→ **PROBLEM TO SOLVE**: Write the next part of the bug report on the Urdu text file that no longer loads correctly, picking up after its final comment.

→ **TEXT SHOWN**:

:::

Apache OpenOffice (AOO) Bugzilla – Issue 86288
TXT: Urdu (Unicode 16) encoded text file not recognized correctly anymore
Last modified: 2017-05-20 11:15:20 UTC
I have a collection of text files that contain text in various languages, e.g. Arabic, Pashto, Urdu, Farsi, Russian, Chinese etc. These documents are either in the UTF-8 or UTF-16 encoding. I need to write a Basic macro that will load a file and export it into PDF. The default loading operation such as this oDoc = StarDesktop.loadComponentFromURL( cInURL, "_blank", 0, _ Array(MakePropertyValue( "Hidden", True ),)) works for some files but not for others. For instance, it seems to correctly load Arabic files but not Urdu. This seems to be related to the issue #63077 (http://qa.openoffice.org/issues/show_bug.cgi?id=63077) which has been reported a while ago. Has it been resolved in the release 2.3.X? In other words, is it possible to correctly load a UTF-8 or -16 encoded text file with BOM without explicitly specifying the encoding? Thank you.
Created attachment 51617 [details] Sample UTF-16 file that is loaded incorrectly
It is quite difficult to recognize a correct encoding of a txt file's content automatically. In OO 2.2 the attached file was displayed correctly, but this seemed to happen quite randomly in this case. MRU->MBA: a good time think about the txt handling when NO filter is preselected.

:::

→ **RAW RECORDS**:
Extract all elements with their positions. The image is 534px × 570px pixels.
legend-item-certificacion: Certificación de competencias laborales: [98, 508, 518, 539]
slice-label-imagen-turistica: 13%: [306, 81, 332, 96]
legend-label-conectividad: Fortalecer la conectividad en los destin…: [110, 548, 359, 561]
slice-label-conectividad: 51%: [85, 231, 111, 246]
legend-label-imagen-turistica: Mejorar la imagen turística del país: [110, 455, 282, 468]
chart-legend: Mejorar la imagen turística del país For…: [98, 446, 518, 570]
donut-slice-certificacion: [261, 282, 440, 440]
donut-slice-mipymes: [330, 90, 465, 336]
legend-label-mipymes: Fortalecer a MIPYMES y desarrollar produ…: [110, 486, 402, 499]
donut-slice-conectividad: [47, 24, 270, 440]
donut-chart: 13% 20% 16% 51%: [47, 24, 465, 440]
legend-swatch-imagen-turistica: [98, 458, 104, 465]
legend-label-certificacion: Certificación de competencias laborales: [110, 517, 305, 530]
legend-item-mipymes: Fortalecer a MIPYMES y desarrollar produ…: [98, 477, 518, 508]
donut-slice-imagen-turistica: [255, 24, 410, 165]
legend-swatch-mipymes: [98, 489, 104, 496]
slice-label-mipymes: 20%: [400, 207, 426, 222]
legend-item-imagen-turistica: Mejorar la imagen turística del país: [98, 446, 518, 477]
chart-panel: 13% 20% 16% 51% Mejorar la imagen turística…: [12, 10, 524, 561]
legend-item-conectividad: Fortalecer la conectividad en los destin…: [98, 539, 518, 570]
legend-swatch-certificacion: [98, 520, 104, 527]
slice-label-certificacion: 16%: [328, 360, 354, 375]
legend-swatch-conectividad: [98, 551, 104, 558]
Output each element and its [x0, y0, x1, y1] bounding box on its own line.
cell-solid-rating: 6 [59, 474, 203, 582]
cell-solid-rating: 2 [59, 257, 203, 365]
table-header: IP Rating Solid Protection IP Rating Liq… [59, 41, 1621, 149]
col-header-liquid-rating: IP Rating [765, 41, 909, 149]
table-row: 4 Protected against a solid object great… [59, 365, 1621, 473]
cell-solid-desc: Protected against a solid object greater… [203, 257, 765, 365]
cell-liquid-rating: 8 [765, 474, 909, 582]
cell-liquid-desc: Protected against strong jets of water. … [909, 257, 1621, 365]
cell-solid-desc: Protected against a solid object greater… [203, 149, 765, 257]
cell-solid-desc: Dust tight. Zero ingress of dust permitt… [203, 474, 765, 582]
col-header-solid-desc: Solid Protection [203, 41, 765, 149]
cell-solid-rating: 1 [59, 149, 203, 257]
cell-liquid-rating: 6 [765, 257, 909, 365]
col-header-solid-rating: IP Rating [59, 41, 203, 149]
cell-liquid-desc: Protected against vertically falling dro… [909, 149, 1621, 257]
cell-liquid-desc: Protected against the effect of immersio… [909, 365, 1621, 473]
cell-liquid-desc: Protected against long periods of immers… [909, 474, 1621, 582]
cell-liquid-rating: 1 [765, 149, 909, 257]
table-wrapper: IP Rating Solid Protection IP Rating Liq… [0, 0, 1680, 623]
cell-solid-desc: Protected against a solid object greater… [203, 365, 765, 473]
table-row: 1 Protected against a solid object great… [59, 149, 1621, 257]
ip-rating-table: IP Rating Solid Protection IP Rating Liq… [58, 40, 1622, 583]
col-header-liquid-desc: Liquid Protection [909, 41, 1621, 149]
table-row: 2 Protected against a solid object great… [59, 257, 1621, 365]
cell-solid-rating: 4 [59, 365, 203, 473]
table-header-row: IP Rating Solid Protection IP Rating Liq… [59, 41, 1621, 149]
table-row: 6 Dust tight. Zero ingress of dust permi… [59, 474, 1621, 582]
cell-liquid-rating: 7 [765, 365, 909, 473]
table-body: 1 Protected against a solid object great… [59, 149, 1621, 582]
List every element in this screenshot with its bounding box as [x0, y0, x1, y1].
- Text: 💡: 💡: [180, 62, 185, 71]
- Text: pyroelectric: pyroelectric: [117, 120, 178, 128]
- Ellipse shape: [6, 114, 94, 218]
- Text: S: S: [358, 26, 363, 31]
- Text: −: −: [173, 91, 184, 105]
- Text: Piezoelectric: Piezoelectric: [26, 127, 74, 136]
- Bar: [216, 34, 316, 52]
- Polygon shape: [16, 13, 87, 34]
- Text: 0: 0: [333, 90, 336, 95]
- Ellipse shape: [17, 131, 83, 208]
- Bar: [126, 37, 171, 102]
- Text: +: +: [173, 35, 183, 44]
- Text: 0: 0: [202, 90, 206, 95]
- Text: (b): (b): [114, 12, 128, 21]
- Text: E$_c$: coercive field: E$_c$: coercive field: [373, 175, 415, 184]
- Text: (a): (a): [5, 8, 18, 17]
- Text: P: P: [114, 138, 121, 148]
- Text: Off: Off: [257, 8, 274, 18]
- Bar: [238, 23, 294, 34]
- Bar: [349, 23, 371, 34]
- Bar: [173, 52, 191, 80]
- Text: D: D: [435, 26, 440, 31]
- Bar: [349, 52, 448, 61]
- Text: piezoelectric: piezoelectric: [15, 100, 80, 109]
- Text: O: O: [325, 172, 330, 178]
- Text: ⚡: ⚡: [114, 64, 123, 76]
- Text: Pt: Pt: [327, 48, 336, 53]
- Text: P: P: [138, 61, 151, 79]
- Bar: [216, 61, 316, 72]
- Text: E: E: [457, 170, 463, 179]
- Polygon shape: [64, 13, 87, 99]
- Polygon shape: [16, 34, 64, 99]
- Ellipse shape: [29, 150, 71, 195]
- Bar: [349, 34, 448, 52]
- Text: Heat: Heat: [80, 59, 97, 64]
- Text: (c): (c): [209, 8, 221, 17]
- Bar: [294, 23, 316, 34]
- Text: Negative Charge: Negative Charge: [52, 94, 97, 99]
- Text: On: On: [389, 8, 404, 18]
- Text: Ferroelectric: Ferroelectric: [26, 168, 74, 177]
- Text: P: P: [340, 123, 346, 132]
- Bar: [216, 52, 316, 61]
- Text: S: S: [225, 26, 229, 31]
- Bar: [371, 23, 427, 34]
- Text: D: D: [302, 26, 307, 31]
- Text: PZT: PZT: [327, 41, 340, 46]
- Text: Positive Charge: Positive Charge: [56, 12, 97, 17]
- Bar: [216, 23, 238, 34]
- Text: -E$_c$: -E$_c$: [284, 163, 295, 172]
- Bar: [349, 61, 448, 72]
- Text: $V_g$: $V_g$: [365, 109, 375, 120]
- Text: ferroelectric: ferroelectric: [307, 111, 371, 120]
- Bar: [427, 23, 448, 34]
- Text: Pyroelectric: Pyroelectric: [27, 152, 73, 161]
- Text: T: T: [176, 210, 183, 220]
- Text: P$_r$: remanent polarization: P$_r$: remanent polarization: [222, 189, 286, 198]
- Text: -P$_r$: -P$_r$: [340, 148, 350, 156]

:::

→ **EXPECTED ANSWER**:
I had problems opening some files that had the standard BOM headers ("EF-BB-BF" for UTF-8 and "FF-FE" for UTF-16). I will attach the PDF file that was generated from the document "Urdu_sample_UTF16.txt" that I'd attached earlier. As you will see, the formatting is incorrect. A similar PDF generated from an Arabic text file in UTF-16 was fine. The bad formatting may have to do more with the actual Urdu Unicode characters than with the encoding itself, but still the question is whether it's possible to correctly load a UTF-8/-16 text file with BOM correctly regardless of what characters appears in the file.
Created attachment 51637 [details] PDF file from UTF-16 Urdu document -- bad formatting
target 3.x.
Reset assigne to the default "issues@openoffice.apache.org".